• Problem to work on: Every entry below should be repeated exactly; the pictures should not.

(Records that describe figures)
──────

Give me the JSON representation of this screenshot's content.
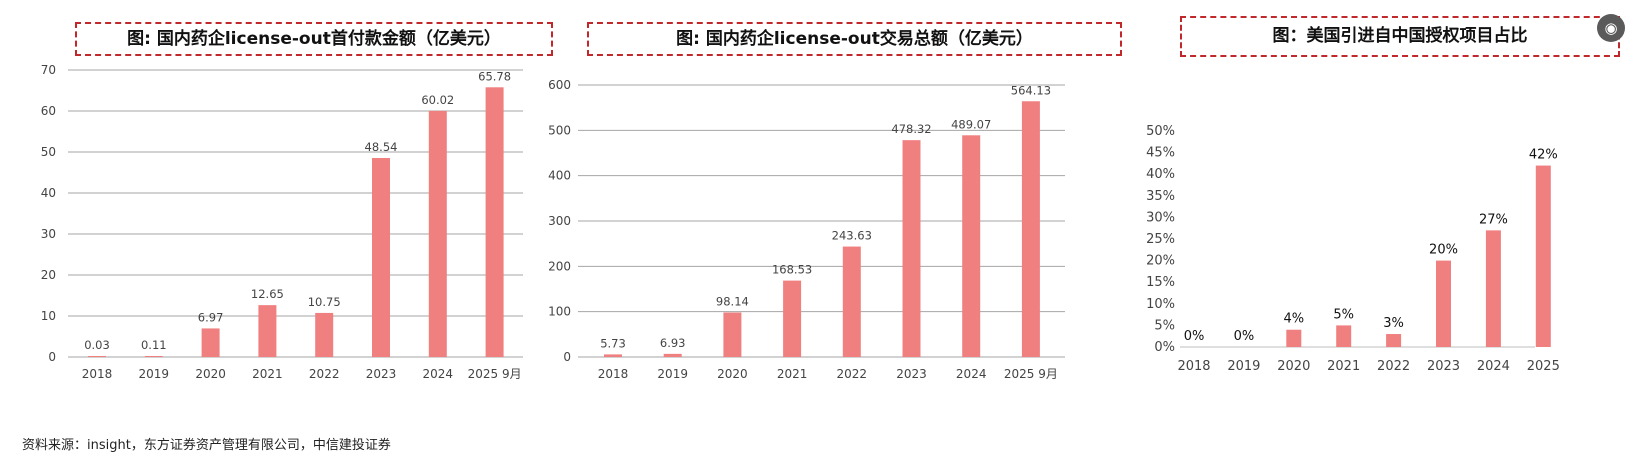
{
  "titles": {
    "chart1": "图: 国内药企license-out首付款金额（亿美元）",
    "chart2": "图: 国内药企license-out交易总额（亿美元）",
    "chart3": "图：美国引进自中国授权项目占比"
  },
  "source": "资料来源：insight，东方证券资产管理有限公司，中信建投证券",
  "colors": {
    "bar": "#f08080",
    "grid": "#a6a6a6",
    "title_border": "#c0282c"
  },
  "icons": {
    "corner": "camera-icon"
  },
  "chart_data": [
    {
      "type": "bar",
      "title": "图: 国内药企license-out首付款金额（亿美元）",
      "categories": [
        "2018",
        "2019",
        "2020",
        "2021",
        "2022",
        "2023",
        "2024",
        "2025 9月"
      ],
      "values": [
        0.03,
        0.11,
        6.97,
        12.65,
        10.75,
        48.54,
        60.02,
        65.78
      ],
      "value_labels": [
        "0.03",
        "0.11",
        "6.97",
        "12.65",
        "10.75",
        "48.54",
        "60.02",
        "65.78"
      ],
      "ylim": [
        0,
        70
      ],
      "yticks": [
        "0",
        "10",
        "20",
        "30",
        "40",
        "50",
        "60",
        "70"
      ],
      "grid": true
    },
    {
      "type": "bar",
      "title": "图: 国内药企license-out交易总额（亿美元）",
      "categories": [
        "2018",
        "2019",
        "2020",
        "2021",
        "2022",
        "2023",
        "2024",
        "2025 9月"
      ],
      "values": [
        5.73,
        6.93,
        98.14,
        168.53,
        243.63,
        478.32,
        489.07,
        564.13
      ],
      "value_labels": [
        "5.73",
        "6.93",
        "98.14",
        "168.53",
        "243.63",
        "478.32",
        "489.07",
        "564.13"
      ],
      "ylim": [
        0,
        600
      ],
      "yticks": [
        "0",
        "100",
        "200",
        "300",
        "400",
        "500",
        "600"
      ],
      "grid": true
    },
    {
      "type": "bar",
      "title": "图：美国引进自中国授权项目占比",
      "categories": [
        "2018",
        "2019",
        "2020",
        "2021",
        "2022",
        "2023",
        "2024",
        "2025"
      ],
      "values": [
        0,
        0,
        4,
        5,
        3,
        20,
        27,
        42
      ],
      "value_labels": [
        "0%",
        "0%",
        "4%",
        "5%",
        "3%",
        "20%",
        "27%",
        "42%"
      ],
      "ylim": [
        0,
        50
      ],
      "yticks": [
        "0%",
        "5%",
        "10%",
        "15%",
        "20%",
        "25%",
        "30%",
        "35%",
        "40%",
        "45%",
        "50%"
      ],
      "grid": false
    }
  ]
}
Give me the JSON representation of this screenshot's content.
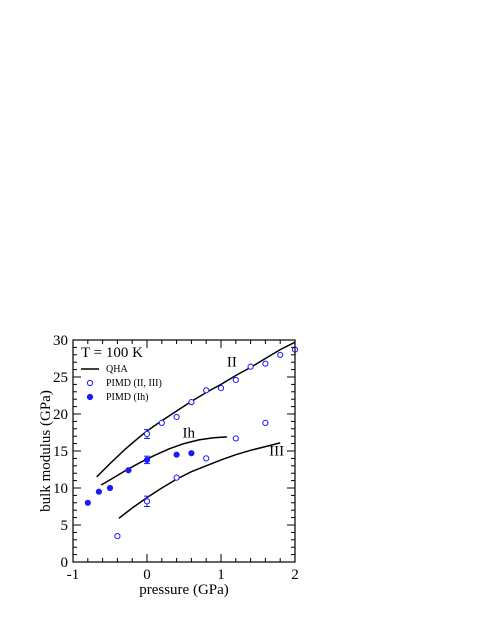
{
  "chart_data": {
    "type": "scatter",
    "title": "",
    "xlabel": "pressure (GPa)",
    "ylabel": "bulk modulus (GPa)",
    "xlim": [
      -1,
      2
    ],
    "ylim": [
      0,
      30
    ],
    "xticks": [
      -1,
      0,
      1,
      2
    ],
    "xtick_labels": [
      "-1",
      "0",
      "1",
      "2"
    ],
    "yticks": [
      0,
      5,
      10,
      15,
      20,
      25,
      30
    ],
    "ytick_labels": [
      "0",
      "5",
      "10",
      "15",
      "20",
      "25",
      "30"
    ],
    "grid": false,
    "legend_title": "T = 100 K",
    "legend_position": "top-left",
    "legend": [
      {
        "label": "QHA",
        "marker": "line"
      },
      {
        "label": "PIMD (II, III)",
        "marker": "open-circle"
      },
      {
        "label": "PIMD (Ih)",
        "marker": "filled-circle"
      }
    ],
    "annotations": [
      {
        "text": "II",
        "x": 1.08,
        "y": 26.4
      },
      {
        "text": "Ih",
        "x": 0.48,
        "y": 16.8
      },
      {
        "text": "III",
        "x": 1.65,
        "y": 14.4
      }
    ],
    "colors": {
      "pimd": "#1a1aff",
      "qha": "#000000"
    },
    "series": [
      {
        "name": "QHA",
        "kind": "line",
        "curves": [
          {
            "label": "II",
            "x": [
              -0.68,
              -0.5,
              -0.3,
              -0.1,
              0.0,
              0.2,
              0.4,
              0.6,
              0.8,
              1.0,
              1.2,
              1.4,
              1.6,
              1.8,
              2.0
            ],
            "y": [
              11.5,
              13.3,
              15.2,
              16.9,
              17.7,
              19.1,
              20.4,
              21.7,
              22.9,
              24.0,
              25.2,
              26.3,
              27.5,
              28.7,
              29.7
            ]
          },
          {
            "label": "Ih",
            "x": [
              -0.62,
              -0.5,
              -0.3,
              -0.1,
              0.1,
              0.3,
              0.5,
              0.7,
              0.9,
              1.08
            ],
            "y": [
              10.4,
              11.1,
              12.3,
              13.4,
              14.4,
              15.3,
              16.0,
              16.5,
              16.8,
              16.9
            ]
          },
          {
            "label": "III",
            "x": [
              -0.38,
              -0.2,
              0.0,
              0.2,
              0.4,
              0.6,
              0.8,
              1.0,
              1.2,
              1.4,
              1.6,
              1.8
            ],
            "y": [
              5.9,
              7.3,
              8.7,
              10.0,
              11.2,
              12.2,
              13.0,
              13.8,
              14.5,
              15.1,
              15.6,
              16.1
            ]
          }
        ]
      },
      {
        "name": "PIMD (II, III)",
        "kind": "open-circle",
        "x": [
          -0.4,
          0.0,
          0.0,
          0.2,
          0.4,
          0.4,
          0.6,
          0.8,
          0.8,
          1.0,
          1.2,
          1.2,
          1.4,
          1.6,
          1.6,
          1.8,
          2.0
        ],
        "y": [
          3.5,
          8.2,
          17.3,
          18.8,
          11.4,
          19.6,
          21.6,
          14.0,
          23.2,
          23.5,
          16.7,
          24.6,
          26.4,
          18.8,
          26.8,
          28.0,
          28.7
        ],
        "err": [
          0,
          0.7,
          0.6,
          0,
          0,
          0,
          0,
          0,
          0,
          0,
          0,
          0,
          0,
          0,
          0,
          0,
          0
        ]
      },
      {
        "name": "PIMD (Ih)",
        "kind": "filled-circle",
        "x": [
          -0.8,
          -0.65,
          -0.5,
          -0.25,
          0.0,
          0.4,
          0.6
        ],
        "y": [
          8.0,
          9.5,
          10.0,
          12.4,
          13.8,
          14.5,
          14.7
        ],
        "err": [
          0,
          0,
          0,
          0,
          0.5,
          0,
          0
        ]
      }
    ]
  }
}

──────

• Output for this exercise:
Give me the JSON representation of this screenshot's content.
{
  "titles": {
    "chart1": "图: 国内药企license-out首付款金额（亿美元）",
    "chart2": "图: 国内药企license-out交易总额（亿美元）",
    "chart3": "图：美国引进自中国授权项目占比"
  },
  "source": "资料来源：insight，东方证券资产管理有限公司，中信建投证券",
  "colors": {
    "bar": "#f08080",
    "grid": "#a6a6a6",
    "title_border": "#c0282c"
  },
  "icons": {
    "corner": "camera-icon"
  },
  "chart_data": [
    {
      "type": "bar",
      "title": "图: 国内药企license-out首付款金额（亿美元）",
      "categories": [
        "2018",
        "2019",
        "2020",
        "2021",
        "2022",
        "2023",
        "2024",
        "2025 9月"
      ],
      "values": [
        0.03,
        0.11,
        6.97,
        12.65,
        10.75,
        48.54,
        60.02,
        65.78
      ],
      "value_labels": [
        "0.03",
        "0.11",
        "6.97",
        "12.65",
        "10.75",
        "48.54",
        "60.02",
        "65.78"
      ],
      "ylim": [
        0,
        70
      ],
      "yticks": [
        "0",
        "10",
        "20",
        "30",
        "40",
        "50",
        "60",
        "70"
      ],
      "grid": true
    },
    {
      "type": "bar",
      "title": "图: 国内药企license-out交易总额（亿美元）",
      "categories": [
        "2018",
        "2019",
        "2020",
        "2021",
        "2022",
        "2023",
        "2024",
        "2025 9月"
      ],
      "values": [
        5.73,
        6.93,
        98.14,
        168.53,
        243.63,
        478.32,
        489.07,
        564.13
      ],
      "value_labels": [
        "5.73",
        "6.93",
        "98.14",
        "168.53",
        "243.63",
        "478.32",
        "489.07",
        "564.13"
      ],
      "ylim": [
        0,
        600
      ],
      "yticks": [
        "0",
        "100",
        "200",
        "300",
        "400",
        "500",
        "600"
      ],
      "grid": true
    },
    {
      "type": "bar",
      "title": "图：美国引进自中国授权项目占比",
      "categories": [
        "2018",
        "2019",
        "2020",
        "2021",
        "2022",
        "2023",
        "2024",
        "2025"
      ],
      "values": [
        0,
        0,
        4,
        5,
        3,
        20,
        27,
        42
      ],
      "value_labels": [
        "0%",
        "0%",
        "4%",
        "5%",
        "3%",
        "20%",
        "27%",
        "42%"
      ],
      "ylim": [
        0,
        50
      ],
      "yticks": [
        "0%",
        "5%",
        "10%",
        "15%",
        "20%",
        "25%",
        "30%",
        "35%",
        "40%",
        "45%",
        "50%"
      ],
      "grid": false
    }
  ]
}
Give me the JSON representation of this screenshot's content.
{
  "chart_data": {
    "type": "scatter",
    "title": "",
    "xlabel": "pressure (GPa)",
    "ylabel": "bulk modulus (GPa)",
    "xlim": [
      -1,
      2
    ],
    "ylim": [
      0,
      30
    ],
    "xticks": [
      -1,
      0,
      1,
      2
    ],
    "xtick_labels": [
      "-1",
      "0",
      "1",
      "2"
    ],
    "yticks": [
      0,
      5,
      10,
      15,
      20,
      25,
      30
    ],
    "ytick_labels": [
      "0",
      "5",
      "10",
      "15",
      "20",
      "25",
      "30"
    ],
    "grid": false,
    "legend_title": "T = 100 K",
    "legend_position": "top-left",
    "legend": [
      {
        "label": "QHA",
        "marker": "line"
      },
      {
        "label": "PIMD (II, III)",
        "marker": "open-circle"
      },
      {
        "label": "PIMD (Ih)",
        "marker": "filled-circle"
      }
    ],
    "annotations": [
      {
        "text": "II",
        "x": 1.08,
        "y": 26.4
      },
      {
        "text": "Ih",
        "x": 0.48,
        "y": 16.8
      },
      {
        "text": "III",
        "x": 1.65,
        "y": 14.4
      }
    ],
    "colors": {
      "pimd": "#1a1aff",
      "qha": "#000000"
    },
    "series": [
      {
        "name": "QHA",
        "kind": "line",
        "curves": [
          {
            "label": "II",
            "x": [
              -0.68,
              -0.5,
              -0.3,
              -0.1,
              0.0,
              0.2,
              0.4,
              0.6,
              0.8,
              1.0,
              1.2,
              1.4,
              1.6,
              1.8,
              2.0
            ],
            "y": [
              11.5,
              13.3,
              15.2,
              16.9,
              17.7,
              19.1,
              20.4,
              21.7,
              22.9,
              24.0,
              25.2,
              26.3,
              27.5,
              28.7,
              29.7
            ]
          },
          {
            "label": "Ih",
            "x": [
              -0.62,
              -0.5,
              -0.3,
              -0.1,
              0.1,
              0.3,
              0.5,
              0.7,
              0.9,
              1.08
            ],
            "y": [
              10.4,
              11.1,
              12.3,
              13.4,
              14.4,
              15.3,
              16.0,
              16.5,
              16.8,
              16.9
            ]
          },
          {
            "label": "III",
            "x": [
              -0.38,
              -0.2,
              0.0,
              0.2,
              0.4,
              0.6,
              0.8,
              1.0,
              1.2,
              1.4,
              1.6,
              1.8
            ],
            "y": [
              5.9,
              7.3,
              8.7,
              10.0,
              11.2,
              12.2,
              13.0,
              13.8,
              14.5,
              15.1,
              15.6,
              16.1
            ]
          }
        ]
      },
      {
        "name": "PIMD (II, III)",
        "kind": "open-circle",
        "x": [
          -0.4,
          0.0,
          0.0,
          0.2,
          0.4,
          0.4,
          0.6,
          0.8,
          0.8,
          1.0,
          1.2,
          1.2,
          1.4,
          1.6,
          1.6,
          1.8,
          2.0
        ],
        "y": [
          3.5,
          8.2,
          17.3,
          18.8,
          11.4,
          19.6,
          21.6,
          14.0,
          23.2,
          23.5,
          16.7,
          24.6,
          26.4,
          18.8,
          26.8,
          28.0,
          28.7
        ],
        "err": [
          0,
          0.7,
          0.6,
          0,
          0,
          0,
          0,
          0,
          0,
          0,
          0,
          0,
          0,
          0,
          0,
          0,
          0
        ]
      },
      {
        "name": "PIMD (Ih)",
        "kind": "filled-circle",
        "x": [
          -0.8,
          -0.65,
          -0.5,
          -0.25,
          0.0,
          0.4,
          0.6
        ],
        "y": [
          8.0,
          9.5,
          10.0,
          12.4,
          13.8,
          14.5,
          14.7
        ],
        "err": [
          0,
          0,
          0,
          0,
          0.5,
          0,
          0
        ]
      }
    ]
  }
}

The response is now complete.